** WHAT TO WORK ON **
How many of the lines that follow contain the word "Professeur"? Give only the number.

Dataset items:

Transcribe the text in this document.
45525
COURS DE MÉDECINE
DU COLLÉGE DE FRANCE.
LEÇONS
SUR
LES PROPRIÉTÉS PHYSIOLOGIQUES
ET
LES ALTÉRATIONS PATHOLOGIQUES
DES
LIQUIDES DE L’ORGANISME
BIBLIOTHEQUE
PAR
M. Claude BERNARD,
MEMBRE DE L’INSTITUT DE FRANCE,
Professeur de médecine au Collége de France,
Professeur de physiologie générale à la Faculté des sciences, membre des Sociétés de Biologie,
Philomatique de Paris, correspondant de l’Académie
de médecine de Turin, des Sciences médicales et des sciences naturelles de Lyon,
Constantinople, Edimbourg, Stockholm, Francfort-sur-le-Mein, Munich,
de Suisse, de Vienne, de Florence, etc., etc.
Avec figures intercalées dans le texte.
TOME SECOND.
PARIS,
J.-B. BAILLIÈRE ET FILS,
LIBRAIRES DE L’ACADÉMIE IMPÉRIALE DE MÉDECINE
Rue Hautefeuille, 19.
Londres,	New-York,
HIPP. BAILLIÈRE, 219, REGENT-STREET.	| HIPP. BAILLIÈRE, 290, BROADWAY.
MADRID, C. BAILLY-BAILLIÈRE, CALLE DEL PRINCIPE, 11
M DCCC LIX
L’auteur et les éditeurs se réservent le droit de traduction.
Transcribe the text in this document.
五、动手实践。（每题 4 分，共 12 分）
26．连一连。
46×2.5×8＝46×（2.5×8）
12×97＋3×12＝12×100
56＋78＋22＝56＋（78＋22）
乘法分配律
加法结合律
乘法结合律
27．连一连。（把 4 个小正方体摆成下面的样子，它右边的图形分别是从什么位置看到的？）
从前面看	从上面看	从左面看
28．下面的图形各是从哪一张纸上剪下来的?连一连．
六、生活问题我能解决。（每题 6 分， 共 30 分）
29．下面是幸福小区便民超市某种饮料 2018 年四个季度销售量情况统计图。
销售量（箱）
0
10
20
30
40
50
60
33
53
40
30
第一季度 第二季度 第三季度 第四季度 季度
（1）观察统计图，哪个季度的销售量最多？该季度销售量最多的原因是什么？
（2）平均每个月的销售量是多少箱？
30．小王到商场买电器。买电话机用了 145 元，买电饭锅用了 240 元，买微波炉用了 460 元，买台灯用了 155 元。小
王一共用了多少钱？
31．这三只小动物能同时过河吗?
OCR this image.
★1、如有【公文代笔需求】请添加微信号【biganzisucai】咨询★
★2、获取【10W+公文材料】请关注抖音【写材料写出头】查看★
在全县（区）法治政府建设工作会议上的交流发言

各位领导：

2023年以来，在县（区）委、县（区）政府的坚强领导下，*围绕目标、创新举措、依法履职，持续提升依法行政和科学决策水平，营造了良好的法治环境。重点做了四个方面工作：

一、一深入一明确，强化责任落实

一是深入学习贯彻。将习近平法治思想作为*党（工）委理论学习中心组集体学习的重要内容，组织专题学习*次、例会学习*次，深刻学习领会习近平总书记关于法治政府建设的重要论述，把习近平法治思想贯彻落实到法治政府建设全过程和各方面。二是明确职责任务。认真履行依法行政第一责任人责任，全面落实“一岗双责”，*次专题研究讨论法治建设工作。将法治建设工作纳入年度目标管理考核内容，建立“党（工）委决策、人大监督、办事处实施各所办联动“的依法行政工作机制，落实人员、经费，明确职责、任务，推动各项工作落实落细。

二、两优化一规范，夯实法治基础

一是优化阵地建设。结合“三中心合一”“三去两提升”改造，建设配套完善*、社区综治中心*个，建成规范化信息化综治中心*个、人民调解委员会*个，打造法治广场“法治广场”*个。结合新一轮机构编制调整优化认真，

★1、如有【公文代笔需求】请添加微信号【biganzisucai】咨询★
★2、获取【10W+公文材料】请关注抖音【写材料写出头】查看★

** RESULT OF THE EXERCISE **
2